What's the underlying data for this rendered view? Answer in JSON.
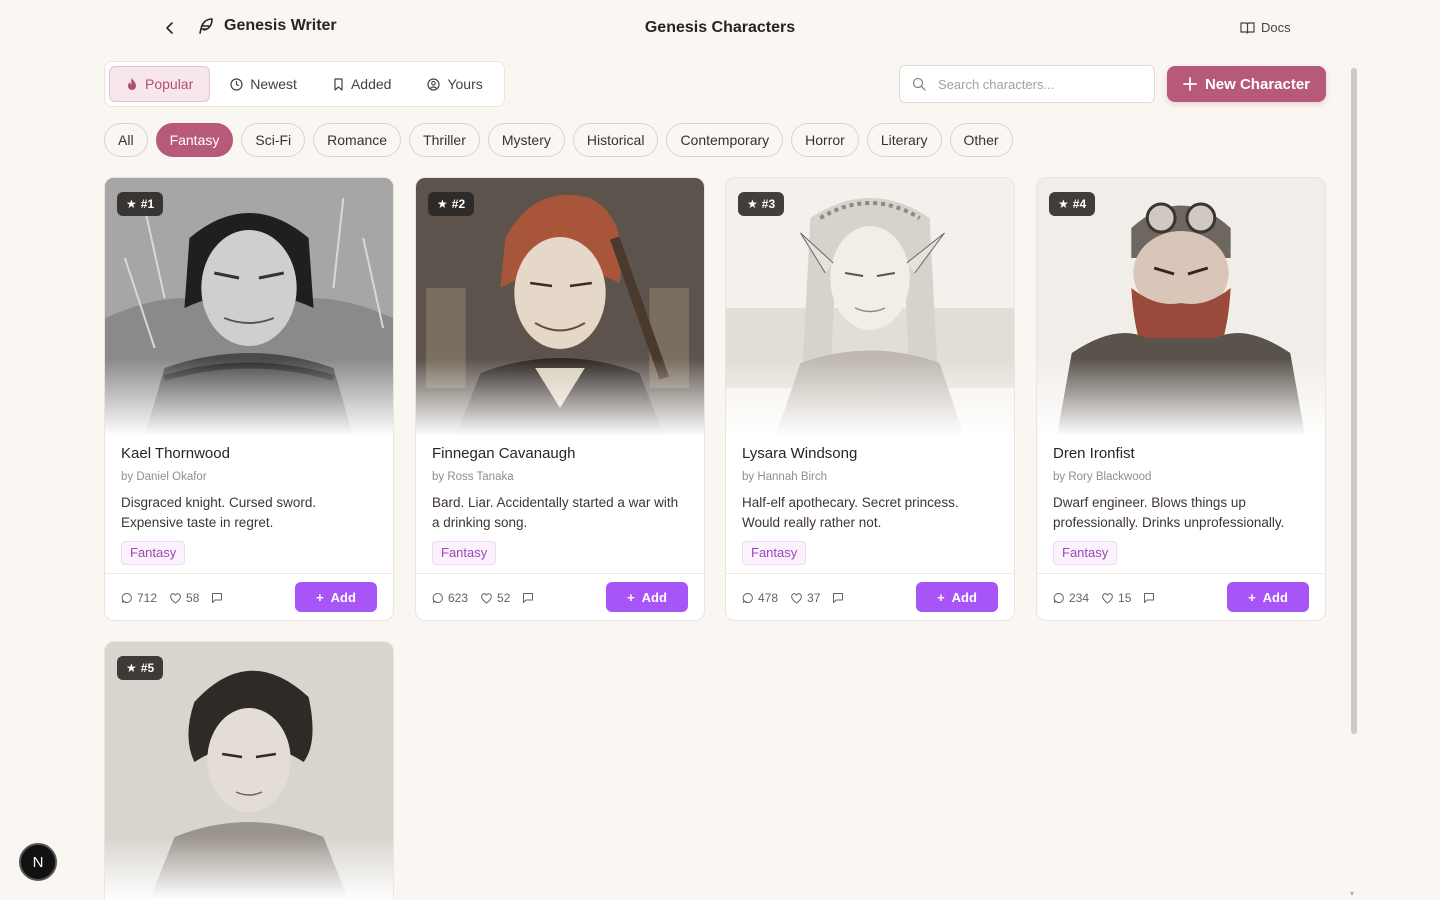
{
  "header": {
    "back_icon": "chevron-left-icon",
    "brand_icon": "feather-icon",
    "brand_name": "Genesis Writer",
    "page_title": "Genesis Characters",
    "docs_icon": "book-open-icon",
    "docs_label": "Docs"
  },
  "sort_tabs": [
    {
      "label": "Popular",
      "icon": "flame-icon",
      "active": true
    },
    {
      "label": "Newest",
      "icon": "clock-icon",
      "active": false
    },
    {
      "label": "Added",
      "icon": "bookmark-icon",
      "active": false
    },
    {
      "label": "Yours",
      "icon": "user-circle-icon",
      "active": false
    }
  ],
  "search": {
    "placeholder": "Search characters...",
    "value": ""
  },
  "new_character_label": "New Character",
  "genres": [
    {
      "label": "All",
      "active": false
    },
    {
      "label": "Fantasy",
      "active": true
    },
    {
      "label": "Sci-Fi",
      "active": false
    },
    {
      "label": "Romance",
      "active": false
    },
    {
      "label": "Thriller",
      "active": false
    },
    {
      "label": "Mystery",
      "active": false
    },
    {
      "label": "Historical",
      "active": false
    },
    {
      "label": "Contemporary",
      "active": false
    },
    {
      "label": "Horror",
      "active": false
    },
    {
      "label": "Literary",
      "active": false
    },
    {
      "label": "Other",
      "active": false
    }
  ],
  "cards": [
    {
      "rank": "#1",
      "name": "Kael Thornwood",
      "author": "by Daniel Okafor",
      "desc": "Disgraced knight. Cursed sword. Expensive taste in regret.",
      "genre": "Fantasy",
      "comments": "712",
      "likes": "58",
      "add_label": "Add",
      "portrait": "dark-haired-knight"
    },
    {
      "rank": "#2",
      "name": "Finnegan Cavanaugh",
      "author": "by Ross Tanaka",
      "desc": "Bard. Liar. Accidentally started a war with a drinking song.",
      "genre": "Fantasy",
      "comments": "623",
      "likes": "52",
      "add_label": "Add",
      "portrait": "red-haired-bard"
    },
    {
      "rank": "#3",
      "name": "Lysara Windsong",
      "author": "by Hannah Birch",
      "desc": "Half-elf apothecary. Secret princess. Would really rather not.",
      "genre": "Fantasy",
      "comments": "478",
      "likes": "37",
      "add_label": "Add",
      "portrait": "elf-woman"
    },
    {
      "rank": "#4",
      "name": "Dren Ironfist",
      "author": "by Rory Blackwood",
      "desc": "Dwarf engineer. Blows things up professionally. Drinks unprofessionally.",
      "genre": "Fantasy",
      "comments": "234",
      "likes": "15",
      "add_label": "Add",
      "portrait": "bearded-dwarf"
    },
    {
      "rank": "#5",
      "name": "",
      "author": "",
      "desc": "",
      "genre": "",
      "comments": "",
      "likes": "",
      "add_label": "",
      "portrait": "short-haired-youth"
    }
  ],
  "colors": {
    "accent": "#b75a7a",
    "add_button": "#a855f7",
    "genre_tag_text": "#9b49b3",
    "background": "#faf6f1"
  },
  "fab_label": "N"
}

* * *

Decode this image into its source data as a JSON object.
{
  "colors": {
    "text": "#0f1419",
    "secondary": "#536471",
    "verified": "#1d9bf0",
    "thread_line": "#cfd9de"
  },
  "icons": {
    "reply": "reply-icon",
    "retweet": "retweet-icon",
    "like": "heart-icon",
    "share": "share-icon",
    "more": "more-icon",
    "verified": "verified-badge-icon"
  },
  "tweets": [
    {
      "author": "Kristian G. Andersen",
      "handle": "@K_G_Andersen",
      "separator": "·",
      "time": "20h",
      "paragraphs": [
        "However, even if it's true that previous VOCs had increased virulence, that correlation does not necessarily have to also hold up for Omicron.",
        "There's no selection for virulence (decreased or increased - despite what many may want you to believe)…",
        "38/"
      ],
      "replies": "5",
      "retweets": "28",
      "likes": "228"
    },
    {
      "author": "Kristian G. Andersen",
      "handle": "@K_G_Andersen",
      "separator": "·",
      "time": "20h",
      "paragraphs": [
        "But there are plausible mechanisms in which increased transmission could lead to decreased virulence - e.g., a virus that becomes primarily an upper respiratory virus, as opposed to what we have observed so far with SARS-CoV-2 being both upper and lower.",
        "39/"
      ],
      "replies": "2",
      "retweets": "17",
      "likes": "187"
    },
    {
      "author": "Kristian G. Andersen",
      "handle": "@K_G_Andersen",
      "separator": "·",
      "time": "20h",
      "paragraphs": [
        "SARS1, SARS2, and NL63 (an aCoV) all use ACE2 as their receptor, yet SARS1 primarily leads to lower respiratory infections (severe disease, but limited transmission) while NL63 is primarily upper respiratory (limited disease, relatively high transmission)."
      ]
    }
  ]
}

==

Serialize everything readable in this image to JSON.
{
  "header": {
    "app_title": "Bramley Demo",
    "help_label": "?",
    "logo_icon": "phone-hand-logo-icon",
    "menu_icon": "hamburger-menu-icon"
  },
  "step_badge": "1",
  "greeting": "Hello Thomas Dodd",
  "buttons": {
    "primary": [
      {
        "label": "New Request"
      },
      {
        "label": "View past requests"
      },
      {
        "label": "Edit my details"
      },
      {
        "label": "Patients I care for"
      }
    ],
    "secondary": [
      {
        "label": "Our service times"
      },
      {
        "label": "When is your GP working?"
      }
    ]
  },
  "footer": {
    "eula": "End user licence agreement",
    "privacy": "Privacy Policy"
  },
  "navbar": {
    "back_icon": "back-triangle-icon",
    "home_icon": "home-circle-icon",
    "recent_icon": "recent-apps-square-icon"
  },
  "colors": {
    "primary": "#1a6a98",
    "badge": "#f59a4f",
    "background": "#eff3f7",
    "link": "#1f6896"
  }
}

Your instructions: For the data shown above, give the number of lines where the word "with" appears, and nothing else.

Exercise result: 2